_GIVEN REQUEST_
Write the material out again in full, word for word. Do not include the pictures.

_TASK INPUTS_
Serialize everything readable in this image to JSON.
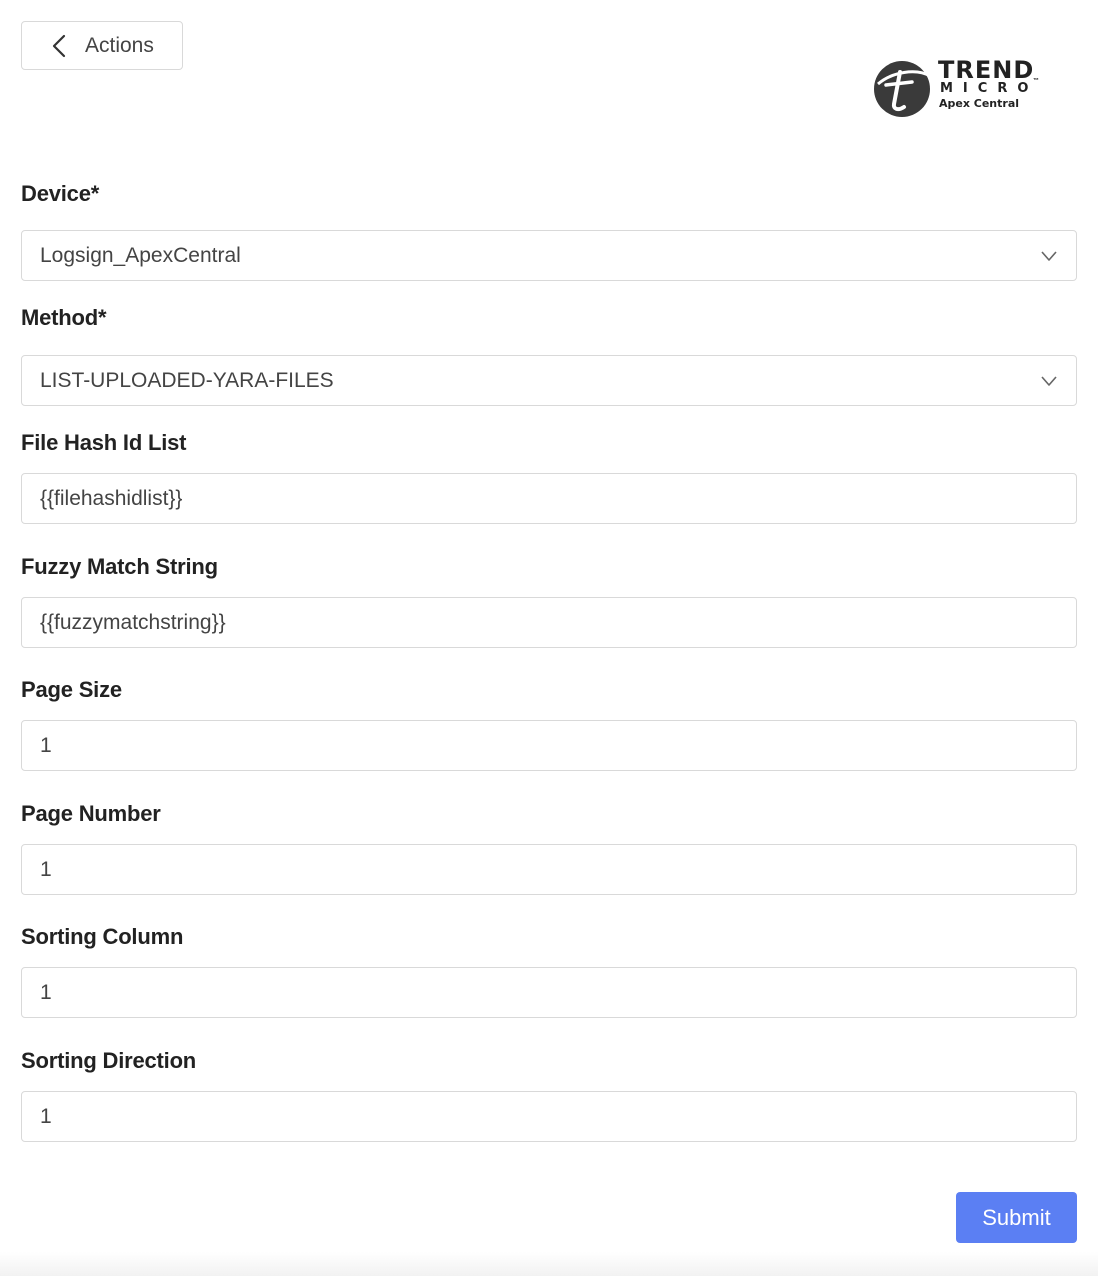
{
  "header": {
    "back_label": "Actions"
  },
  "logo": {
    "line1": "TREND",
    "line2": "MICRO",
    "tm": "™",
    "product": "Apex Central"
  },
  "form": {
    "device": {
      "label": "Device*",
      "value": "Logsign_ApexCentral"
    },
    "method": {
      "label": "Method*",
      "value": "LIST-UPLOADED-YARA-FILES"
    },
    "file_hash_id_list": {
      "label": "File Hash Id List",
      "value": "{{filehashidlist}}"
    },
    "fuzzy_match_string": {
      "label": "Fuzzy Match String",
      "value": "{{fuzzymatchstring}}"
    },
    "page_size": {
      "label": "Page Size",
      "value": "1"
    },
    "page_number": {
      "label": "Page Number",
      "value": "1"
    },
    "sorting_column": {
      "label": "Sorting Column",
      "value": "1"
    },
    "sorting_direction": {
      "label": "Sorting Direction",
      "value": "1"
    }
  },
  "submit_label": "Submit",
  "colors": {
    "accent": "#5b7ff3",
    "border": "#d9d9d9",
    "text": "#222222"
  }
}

_THE REPLY_
Serialize everything readable in this image to JSON.
{
  "header": {
    "back_label": "Actions"
  },
  "logo": {
    "line1": "TREND",
    "line2": "MICRO",
    "tm": "™",
    "product": "Apex Central"
  },
  "form": {
    "device": {
      "label": "Device*",
      "value": "Logsign_ApexCentral"
    },
    "method": {
      "label": "Method*",
      "value": "LIST-UPLOADED-YARA-FILES"
    },
    "file_hash_id_list": {
      "label": "File Hash Id List",
      "value": "{{filehashidlist}}"
    },
    "fuzzy_match_string": {
      "label": "Fuzzy Match String",
      "value": "{{fuzzymatchstring}}"
    },
    "page_size": {
      "label": "Page Size",
      "value": "1"
    },
    "page_number": {
      "label": "Page Number",
      "value": "1"
    },
    "sorting_column": {
      "label": "Sorting Column",
      "value": "1"
    },
    "sorting_direction": {
      "label": "Sorting Direction",
      "value": "1"
    }
  },
  "submit_label": "Submit",
  "colors": {
    "accent": "#5b7ff3",
    "border": "#d9d9d9",
    "text": "#222222"
  }
}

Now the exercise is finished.